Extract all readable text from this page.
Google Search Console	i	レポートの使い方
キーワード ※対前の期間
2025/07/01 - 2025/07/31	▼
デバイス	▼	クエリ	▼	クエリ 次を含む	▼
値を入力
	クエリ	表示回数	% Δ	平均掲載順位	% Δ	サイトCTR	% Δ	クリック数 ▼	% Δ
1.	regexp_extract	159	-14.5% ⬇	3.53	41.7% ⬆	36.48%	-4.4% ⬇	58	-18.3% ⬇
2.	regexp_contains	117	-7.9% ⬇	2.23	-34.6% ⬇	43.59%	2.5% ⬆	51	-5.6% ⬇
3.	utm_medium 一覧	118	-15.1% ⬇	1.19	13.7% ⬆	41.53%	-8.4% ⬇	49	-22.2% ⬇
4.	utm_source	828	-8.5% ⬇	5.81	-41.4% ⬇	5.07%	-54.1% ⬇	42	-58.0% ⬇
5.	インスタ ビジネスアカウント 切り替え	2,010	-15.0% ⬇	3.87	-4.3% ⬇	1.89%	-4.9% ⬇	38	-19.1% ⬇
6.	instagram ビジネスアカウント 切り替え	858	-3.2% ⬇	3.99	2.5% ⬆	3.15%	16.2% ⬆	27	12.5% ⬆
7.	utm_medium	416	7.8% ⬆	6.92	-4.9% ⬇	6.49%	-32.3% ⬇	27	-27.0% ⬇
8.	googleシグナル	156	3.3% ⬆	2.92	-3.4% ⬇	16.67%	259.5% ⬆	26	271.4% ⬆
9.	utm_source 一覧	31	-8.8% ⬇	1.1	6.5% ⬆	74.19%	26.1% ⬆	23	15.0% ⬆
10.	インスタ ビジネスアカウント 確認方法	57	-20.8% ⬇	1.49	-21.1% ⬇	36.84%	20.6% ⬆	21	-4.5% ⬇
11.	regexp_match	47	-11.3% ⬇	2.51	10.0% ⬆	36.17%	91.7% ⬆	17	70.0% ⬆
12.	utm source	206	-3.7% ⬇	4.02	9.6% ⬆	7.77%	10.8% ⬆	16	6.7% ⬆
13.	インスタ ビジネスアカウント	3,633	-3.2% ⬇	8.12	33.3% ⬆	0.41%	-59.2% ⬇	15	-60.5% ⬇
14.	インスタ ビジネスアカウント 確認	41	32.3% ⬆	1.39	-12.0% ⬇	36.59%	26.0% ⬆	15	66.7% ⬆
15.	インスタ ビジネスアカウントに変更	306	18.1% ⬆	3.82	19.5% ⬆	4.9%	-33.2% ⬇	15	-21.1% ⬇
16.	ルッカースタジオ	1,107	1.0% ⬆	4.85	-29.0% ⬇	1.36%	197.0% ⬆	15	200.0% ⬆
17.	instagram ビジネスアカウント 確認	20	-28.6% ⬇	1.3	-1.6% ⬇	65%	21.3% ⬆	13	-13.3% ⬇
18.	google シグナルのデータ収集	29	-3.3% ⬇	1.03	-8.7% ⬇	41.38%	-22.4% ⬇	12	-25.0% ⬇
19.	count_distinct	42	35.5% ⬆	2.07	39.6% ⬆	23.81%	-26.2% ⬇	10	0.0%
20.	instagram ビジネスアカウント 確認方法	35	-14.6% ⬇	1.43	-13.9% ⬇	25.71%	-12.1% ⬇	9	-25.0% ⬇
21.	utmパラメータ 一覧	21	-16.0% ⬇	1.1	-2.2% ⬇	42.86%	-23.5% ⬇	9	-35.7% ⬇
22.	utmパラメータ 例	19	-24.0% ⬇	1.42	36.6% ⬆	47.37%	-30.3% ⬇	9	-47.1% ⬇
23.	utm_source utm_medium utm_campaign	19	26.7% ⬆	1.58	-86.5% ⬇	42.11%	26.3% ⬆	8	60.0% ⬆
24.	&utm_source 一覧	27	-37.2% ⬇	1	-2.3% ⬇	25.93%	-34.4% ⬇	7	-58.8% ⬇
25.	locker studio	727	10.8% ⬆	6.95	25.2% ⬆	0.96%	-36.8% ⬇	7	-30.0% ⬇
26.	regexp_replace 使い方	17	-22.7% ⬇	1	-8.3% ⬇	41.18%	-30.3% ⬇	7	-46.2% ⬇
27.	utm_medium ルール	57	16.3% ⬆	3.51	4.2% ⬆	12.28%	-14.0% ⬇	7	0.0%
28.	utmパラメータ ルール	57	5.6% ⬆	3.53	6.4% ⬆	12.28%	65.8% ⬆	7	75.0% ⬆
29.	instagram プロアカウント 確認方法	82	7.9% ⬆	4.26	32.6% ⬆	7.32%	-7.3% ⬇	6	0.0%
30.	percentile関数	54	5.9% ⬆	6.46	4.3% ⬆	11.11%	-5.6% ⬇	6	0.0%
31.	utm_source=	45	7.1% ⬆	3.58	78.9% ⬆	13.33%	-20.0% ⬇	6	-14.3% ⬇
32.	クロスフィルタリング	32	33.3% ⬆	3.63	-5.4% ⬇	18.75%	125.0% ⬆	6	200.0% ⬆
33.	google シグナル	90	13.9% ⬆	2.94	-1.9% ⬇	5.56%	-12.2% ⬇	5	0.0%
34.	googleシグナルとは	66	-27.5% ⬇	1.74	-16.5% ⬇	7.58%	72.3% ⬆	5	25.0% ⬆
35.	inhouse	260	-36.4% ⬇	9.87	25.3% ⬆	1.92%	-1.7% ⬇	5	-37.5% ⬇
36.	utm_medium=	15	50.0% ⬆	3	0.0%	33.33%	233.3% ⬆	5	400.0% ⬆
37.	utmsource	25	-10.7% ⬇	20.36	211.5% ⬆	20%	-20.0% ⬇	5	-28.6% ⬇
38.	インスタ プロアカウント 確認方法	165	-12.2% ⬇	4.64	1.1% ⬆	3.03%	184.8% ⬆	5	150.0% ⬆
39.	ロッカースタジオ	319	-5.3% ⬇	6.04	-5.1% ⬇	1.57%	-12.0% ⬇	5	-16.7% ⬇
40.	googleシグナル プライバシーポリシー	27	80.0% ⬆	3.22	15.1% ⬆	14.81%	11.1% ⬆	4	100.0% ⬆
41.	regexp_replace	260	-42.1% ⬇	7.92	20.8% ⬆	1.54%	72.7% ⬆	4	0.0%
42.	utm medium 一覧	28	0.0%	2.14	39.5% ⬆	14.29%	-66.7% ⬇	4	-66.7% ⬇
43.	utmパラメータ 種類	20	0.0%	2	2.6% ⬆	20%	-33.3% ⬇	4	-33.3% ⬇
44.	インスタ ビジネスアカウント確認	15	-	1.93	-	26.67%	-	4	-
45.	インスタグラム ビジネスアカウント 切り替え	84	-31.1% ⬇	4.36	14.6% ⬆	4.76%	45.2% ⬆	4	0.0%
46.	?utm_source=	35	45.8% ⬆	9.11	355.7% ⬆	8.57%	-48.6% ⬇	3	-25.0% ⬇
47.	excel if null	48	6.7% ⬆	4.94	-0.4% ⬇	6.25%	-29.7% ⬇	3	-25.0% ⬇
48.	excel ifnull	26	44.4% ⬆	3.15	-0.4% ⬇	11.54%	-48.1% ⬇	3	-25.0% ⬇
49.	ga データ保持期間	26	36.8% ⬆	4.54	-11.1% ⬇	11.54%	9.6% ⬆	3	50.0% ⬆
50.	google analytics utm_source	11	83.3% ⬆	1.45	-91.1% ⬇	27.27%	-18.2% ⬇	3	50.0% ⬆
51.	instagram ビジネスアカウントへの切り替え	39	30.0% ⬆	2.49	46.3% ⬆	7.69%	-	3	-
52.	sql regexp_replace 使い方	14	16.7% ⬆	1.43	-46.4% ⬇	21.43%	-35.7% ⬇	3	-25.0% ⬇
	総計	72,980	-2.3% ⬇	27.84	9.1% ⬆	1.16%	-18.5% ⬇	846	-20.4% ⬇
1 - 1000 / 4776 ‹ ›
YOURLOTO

####################

• _WRITTEN INSTRUCTION_:
Where a line of the entries contains the word "utmパラメータ", copy that line.

• _SOLUTION TO THIS TASK_:
21.	utmパラメータ 一覧	21	-16.0% ⬇	1.1	-2.2% ⬇	42.86%	-23.5% ⬇	9	-35.7% ⬇
22.	utmパラメータ 例	19	-24.0% ⬇	1.42	36.6% ⬆	47.37%	-30.3% ⬇	9	-47.1% ⬇
28.	utmパラメータ ルール	57	5.6% ⬆	3.53	6.4% ⬆	12.28%	65.8% ⬆	7	75.0% ⬆
43.	utmパラメータ 種類	20	0.0%	2	2.6% ⬆	20%	-33.3% ⬇	4	-33.3% ⬇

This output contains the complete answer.